● **Written request**: Tally the lines in the records underneath that contain the string "黒字リストラ", and state the figure by itself.

● **Supplied material**:
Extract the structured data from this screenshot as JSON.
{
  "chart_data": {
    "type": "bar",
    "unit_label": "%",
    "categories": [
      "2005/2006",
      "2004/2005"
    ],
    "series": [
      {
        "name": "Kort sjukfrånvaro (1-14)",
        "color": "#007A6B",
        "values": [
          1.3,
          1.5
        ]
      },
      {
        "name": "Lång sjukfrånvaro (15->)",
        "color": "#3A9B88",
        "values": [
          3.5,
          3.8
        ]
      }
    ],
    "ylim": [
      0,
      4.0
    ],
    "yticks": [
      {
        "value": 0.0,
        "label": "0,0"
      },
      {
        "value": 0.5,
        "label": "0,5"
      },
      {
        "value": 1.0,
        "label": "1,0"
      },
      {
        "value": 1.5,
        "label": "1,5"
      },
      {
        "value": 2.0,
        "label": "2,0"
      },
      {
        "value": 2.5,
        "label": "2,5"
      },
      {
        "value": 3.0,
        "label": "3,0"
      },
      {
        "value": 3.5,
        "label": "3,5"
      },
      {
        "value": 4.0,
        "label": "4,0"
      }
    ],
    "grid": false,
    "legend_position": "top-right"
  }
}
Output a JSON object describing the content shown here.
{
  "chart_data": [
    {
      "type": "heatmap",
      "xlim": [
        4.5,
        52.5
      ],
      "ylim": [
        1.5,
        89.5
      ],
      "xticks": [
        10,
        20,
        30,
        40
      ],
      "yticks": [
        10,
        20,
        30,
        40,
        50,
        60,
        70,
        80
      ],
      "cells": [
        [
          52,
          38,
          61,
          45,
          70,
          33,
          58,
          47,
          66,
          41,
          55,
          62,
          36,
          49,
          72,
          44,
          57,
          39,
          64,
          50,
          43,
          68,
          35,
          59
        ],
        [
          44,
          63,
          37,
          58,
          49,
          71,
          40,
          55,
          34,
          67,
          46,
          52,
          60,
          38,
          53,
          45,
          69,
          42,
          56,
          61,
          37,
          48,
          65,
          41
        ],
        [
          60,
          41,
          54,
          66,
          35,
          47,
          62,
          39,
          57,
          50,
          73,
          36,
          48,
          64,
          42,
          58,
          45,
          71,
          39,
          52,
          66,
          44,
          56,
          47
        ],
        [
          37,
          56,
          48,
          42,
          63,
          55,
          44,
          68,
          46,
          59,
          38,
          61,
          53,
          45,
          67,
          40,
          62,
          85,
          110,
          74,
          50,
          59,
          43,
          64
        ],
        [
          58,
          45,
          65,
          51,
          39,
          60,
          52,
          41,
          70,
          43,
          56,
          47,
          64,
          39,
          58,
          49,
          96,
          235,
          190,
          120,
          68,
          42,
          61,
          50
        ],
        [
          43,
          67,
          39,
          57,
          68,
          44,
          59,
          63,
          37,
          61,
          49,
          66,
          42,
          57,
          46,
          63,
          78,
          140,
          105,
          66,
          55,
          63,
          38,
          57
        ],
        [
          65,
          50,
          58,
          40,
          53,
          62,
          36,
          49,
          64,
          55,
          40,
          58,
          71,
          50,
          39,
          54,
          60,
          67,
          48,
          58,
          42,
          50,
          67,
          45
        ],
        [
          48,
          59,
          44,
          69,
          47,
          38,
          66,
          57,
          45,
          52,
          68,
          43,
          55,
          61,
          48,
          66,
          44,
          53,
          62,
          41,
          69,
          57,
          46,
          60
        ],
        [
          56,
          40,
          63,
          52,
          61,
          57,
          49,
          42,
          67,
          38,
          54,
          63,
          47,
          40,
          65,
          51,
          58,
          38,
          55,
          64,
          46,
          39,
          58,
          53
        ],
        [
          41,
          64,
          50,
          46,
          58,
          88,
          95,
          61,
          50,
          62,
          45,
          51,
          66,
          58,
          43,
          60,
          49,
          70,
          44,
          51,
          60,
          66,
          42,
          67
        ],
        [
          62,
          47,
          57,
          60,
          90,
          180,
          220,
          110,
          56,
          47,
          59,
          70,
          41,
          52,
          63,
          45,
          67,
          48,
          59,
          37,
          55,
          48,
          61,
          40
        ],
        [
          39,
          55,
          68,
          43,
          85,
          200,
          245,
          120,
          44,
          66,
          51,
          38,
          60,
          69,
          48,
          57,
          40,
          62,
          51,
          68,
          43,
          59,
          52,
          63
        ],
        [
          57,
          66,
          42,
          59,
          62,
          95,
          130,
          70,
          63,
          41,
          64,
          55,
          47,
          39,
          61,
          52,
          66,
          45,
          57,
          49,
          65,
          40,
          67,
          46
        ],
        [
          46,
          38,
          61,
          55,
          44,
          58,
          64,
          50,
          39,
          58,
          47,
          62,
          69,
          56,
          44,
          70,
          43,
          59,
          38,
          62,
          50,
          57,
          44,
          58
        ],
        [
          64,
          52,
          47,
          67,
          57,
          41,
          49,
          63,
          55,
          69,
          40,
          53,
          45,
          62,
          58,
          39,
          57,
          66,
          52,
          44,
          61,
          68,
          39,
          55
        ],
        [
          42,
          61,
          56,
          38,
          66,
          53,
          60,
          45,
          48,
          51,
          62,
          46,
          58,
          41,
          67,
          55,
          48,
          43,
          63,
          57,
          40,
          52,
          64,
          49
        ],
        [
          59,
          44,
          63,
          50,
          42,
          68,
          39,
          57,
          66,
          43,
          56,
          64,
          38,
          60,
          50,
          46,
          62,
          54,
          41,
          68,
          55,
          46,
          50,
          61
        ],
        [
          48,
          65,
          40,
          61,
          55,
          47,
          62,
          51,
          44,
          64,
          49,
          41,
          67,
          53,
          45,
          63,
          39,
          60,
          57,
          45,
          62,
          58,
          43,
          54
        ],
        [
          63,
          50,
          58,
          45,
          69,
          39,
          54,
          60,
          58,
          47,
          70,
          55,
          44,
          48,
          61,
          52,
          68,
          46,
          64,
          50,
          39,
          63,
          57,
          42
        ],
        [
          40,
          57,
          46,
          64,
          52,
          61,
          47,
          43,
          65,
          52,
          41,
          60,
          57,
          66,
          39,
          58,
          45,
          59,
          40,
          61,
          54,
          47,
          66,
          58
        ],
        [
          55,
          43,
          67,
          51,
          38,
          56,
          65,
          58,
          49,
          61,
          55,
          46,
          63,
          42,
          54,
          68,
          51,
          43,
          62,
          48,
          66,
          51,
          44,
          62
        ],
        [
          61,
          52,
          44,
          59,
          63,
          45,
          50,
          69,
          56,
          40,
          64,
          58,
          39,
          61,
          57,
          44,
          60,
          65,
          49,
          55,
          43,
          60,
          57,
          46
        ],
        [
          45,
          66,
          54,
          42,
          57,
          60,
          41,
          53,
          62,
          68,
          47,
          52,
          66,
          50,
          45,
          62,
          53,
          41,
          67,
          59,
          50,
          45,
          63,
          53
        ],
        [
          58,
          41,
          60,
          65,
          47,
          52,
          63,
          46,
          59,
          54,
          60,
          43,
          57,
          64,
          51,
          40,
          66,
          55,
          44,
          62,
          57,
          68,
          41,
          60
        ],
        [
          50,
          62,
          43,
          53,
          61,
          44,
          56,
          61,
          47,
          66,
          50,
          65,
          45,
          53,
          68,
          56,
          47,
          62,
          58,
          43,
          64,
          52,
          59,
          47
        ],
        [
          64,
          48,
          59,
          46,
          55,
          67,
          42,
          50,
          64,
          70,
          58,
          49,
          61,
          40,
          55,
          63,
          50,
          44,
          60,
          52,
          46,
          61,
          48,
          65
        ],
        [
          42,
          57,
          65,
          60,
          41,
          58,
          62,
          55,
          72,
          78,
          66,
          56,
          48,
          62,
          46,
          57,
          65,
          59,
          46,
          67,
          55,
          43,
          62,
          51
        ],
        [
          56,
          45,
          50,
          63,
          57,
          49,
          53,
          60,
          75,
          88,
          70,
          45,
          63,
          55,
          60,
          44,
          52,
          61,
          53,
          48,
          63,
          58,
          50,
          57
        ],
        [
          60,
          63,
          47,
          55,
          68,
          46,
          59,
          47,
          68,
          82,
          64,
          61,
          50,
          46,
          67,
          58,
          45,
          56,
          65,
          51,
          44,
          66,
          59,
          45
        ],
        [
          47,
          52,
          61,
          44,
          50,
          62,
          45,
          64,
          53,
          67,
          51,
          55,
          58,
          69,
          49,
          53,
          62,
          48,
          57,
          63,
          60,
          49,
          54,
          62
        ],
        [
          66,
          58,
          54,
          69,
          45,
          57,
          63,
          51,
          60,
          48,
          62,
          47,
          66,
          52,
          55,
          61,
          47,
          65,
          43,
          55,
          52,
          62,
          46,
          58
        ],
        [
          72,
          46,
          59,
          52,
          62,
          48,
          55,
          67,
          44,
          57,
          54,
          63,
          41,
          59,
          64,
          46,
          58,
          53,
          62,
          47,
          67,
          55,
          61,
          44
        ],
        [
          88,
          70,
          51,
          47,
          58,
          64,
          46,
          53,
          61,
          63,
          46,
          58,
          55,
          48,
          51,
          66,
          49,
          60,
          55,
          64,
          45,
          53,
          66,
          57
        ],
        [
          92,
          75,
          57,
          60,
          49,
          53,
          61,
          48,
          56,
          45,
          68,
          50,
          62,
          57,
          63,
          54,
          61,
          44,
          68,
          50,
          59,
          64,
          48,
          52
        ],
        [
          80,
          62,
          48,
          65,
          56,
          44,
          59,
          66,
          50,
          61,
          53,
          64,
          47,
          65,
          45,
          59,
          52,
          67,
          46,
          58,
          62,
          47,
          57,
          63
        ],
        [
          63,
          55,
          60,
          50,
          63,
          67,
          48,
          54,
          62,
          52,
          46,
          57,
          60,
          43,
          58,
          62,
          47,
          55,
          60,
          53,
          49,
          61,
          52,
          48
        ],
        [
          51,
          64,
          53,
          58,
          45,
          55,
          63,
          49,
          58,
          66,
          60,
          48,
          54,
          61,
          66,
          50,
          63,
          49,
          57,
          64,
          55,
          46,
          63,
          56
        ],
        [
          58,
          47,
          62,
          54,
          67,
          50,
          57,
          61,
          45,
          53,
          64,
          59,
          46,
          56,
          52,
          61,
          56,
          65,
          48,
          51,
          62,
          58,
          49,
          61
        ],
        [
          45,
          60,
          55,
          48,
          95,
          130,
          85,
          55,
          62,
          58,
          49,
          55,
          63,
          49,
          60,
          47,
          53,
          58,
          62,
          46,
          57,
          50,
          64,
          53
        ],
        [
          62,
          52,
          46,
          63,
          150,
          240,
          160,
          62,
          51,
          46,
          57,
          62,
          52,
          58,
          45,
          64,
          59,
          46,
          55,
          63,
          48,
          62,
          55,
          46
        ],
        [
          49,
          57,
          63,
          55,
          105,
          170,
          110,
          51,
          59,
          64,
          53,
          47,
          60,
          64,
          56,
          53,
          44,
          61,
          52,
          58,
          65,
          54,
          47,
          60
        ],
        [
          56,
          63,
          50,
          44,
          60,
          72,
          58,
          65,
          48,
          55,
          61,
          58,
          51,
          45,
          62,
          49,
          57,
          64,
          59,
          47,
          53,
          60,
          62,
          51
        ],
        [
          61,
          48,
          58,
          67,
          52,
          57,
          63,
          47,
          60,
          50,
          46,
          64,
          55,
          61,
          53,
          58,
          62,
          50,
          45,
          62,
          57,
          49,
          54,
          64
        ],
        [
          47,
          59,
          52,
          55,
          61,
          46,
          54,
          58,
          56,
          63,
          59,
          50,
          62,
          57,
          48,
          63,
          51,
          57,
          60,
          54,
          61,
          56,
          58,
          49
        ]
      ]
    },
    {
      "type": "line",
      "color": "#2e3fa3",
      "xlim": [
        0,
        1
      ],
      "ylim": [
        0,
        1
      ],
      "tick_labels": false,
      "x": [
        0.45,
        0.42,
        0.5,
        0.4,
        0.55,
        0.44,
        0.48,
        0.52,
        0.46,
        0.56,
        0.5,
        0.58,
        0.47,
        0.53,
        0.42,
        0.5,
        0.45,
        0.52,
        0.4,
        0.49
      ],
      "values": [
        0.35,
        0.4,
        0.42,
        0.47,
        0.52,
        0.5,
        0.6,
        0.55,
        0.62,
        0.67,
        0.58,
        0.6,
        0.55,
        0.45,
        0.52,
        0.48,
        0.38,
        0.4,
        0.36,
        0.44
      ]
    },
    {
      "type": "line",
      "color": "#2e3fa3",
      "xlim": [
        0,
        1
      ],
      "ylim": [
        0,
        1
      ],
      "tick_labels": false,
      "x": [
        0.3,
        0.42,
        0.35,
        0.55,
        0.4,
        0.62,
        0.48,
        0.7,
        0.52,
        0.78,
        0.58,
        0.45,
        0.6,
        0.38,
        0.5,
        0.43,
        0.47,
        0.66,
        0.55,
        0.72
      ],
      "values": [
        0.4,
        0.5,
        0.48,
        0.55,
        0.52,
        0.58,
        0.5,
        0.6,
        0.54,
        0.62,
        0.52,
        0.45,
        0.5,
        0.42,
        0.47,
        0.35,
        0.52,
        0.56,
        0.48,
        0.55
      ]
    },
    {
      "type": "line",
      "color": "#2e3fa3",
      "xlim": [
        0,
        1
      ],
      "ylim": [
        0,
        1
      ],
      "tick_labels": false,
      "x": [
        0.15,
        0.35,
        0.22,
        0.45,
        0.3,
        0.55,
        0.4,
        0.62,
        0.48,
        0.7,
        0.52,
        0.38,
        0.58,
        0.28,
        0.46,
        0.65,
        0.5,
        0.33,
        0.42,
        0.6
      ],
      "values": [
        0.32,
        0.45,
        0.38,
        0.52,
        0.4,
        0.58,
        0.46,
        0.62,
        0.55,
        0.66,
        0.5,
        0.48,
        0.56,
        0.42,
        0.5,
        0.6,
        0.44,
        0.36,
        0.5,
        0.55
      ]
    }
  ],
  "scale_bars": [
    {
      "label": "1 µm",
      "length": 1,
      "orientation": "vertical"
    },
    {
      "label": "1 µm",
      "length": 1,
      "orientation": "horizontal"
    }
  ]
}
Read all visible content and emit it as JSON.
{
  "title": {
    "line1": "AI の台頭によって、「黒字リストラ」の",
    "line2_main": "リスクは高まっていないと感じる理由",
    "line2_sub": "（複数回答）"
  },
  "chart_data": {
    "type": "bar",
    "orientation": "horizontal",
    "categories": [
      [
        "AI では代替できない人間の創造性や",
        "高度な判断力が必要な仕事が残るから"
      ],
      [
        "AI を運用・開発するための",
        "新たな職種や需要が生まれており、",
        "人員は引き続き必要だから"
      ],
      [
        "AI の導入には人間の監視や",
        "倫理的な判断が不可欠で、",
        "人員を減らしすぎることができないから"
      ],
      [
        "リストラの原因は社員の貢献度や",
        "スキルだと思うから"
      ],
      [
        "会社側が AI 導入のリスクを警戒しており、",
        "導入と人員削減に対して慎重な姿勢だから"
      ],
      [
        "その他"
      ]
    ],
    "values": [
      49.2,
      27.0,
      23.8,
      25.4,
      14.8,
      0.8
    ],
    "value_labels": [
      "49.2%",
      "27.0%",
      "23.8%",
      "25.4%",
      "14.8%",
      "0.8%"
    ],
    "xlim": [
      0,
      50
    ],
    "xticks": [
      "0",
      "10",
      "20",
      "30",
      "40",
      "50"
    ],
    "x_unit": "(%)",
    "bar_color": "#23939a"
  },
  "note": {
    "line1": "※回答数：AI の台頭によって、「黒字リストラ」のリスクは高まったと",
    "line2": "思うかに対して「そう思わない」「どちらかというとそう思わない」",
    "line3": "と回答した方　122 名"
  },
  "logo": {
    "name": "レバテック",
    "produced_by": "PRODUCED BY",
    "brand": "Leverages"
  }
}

● **Answer for this exercise**: 2